Stored entries:
* START *

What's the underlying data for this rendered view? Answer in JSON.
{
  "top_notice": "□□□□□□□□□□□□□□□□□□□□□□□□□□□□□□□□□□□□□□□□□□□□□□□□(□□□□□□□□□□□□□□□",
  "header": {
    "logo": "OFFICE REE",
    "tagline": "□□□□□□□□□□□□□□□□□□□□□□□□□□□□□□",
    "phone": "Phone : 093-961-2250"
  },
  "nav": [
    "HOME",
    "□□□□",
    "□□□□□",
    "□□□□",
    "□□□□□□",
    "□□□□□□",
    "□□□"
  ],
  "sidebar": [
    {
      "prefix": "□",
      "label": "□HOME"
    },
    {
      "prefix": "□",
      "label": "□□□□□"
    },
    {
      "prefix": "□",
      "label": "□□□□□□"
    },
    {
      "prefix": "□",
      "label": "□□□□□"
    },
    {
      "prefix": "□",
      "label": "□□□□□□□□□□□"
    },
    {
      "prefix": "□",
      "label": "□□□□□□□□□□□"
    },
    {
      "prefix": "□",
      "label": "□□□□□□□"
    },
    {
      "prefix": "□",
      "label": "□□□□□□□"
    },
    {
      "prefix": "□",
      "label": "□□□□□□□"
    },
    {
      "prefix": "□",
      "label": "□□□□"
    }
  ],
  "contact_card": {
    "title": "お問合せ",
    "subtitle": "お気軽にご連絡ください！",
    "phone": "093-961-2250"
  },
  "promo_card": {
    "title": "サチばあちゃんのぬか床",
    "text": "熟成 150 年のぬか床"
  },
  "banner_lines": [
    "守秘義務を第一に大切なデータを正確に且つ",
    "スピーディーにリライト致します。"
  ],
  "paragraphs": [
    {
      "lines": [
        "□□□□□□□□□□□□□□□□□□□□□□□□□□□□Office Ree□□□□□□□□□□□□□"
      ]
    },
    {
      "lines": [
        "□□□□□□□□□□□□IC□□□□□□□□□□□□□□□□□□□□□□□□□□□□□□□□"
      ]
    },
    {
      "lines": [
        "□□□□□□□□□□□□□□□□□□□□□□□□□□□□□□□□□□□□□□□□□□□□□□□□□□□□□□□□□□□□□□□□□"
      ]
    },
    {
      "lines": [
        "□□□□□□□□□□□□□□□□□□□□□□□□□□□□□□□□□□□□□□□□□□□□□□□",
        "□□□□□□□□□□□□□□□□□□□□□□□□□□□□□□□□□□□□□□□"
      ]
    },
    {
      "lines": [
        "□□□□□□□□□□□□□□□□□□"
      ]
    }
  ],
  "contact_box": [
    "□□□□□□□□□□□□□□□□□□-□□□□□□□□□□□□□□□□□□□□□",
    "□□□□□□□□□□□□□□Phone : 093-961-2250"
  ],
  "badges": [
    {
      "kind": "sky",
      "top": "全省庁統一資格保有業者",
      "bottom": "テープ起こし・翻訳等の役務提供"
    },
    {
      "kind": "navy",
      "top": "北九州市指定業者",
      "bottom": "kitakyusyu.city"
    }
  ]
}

* END *
* START *

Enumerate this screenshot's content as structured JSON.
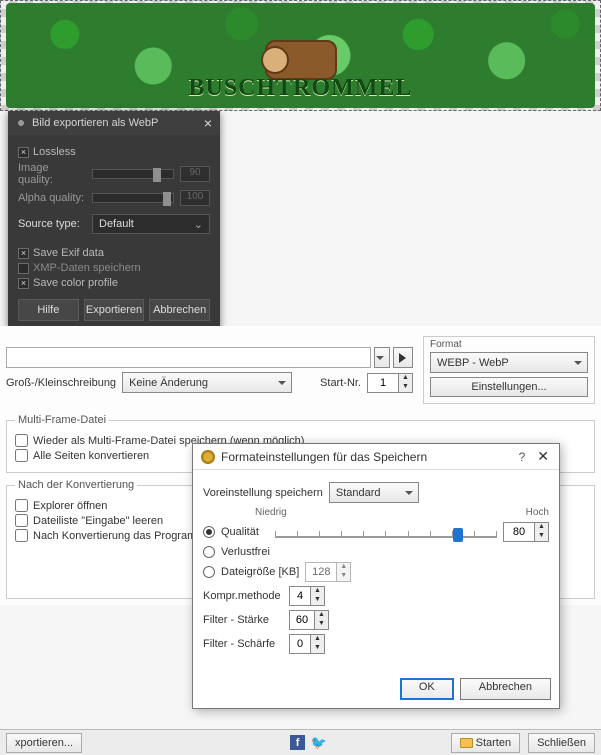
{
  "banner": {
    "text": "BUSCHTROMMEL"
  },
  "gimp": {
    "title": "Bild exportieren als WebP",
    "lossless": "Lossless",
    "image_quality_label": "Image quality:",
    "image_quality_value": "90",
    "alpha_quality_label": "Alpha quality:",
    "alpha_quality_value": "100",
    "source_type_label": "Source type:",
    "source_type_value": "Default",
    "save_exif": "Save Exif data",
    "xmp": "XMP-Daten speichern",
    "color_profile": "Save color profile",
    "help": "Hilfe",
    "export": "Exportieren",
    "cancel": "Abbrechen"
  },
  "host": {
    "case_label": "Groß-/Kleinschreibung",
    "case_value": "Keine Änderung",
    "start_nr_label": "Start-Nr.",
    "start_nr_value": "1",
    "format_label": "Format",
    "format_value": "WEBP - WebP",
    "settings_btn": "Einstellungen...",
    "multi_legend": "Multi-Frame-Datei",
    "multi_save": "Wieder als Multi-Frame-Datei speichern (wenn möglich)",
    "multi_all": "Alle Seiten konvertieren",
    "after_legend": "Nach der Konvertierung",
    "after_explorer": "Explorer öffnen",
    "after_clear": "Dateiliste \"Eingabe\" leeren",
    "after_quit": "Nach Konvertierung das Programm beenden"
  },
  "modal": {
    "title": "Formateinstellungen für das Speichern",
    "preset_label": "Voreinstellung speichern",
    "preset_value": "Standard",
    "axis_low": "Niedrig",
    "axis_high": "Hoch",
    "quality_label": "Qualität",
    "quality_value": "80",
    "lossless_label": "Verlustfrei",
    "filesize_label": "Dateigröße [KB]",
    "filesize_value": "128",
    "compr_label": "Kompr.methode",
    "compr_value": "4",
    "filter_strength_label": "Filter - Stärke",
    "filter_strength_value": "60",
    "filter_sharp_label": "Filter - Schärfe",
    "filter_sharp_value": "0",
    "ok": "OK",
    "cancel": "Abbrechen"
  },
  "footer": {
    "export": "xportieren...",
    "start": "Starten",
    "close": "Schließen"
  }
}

* END *
* START *

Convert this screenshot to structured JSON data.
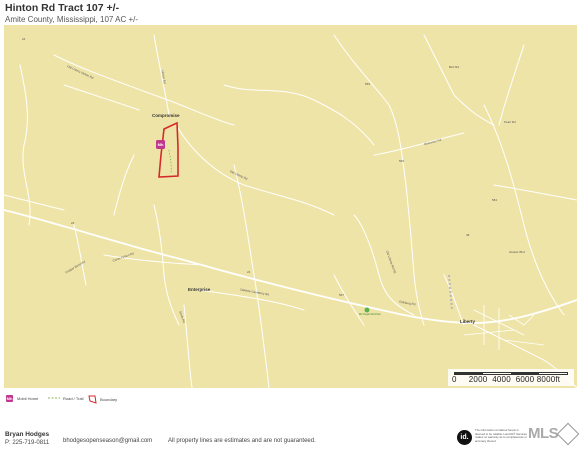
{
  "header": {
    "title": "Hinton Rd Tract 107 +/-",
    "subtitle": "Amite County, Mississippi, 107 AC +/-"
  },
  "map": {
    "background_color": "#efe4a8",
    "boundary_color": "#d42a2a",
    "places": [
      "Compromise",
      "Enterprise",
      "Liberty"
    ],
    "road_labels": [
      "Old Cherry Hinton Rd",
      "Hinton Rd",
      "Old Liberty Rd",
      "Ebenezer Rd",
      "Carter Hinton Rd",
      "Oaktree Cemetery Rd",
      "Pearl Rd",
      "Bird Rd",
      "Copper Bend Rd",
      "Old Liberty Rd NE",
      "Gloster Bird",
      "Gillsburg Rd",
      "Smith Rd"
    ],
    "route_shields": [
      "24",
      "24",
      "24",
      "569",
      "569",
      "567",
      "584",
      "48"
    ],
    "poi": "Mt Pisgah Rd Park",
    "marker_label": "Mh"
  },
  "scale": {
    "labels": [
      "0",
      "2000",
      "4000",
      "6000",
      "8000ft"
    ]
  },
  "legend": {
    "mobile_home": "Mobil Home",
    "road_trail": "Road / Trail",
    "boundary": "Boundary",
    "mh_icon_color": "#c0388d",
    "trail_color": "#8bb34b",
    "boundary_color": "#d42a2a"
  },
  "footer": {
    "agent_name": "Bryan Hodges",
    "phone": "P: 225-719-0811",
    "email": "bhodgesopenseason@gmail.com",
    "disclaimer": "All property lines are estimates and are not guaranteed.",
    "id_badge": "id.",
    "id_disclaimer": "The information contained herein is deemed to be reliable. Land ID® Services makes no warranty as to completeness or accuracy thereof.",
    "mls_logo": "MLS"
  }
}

* END *

Directive: Look through the entries above. Extract each line with the word "subtitle".

Exercise result:
    "subtitle": "お気軽にご連絡ください！",
    "subtitle": "Amite County, Mississippi, 107 AC +/-"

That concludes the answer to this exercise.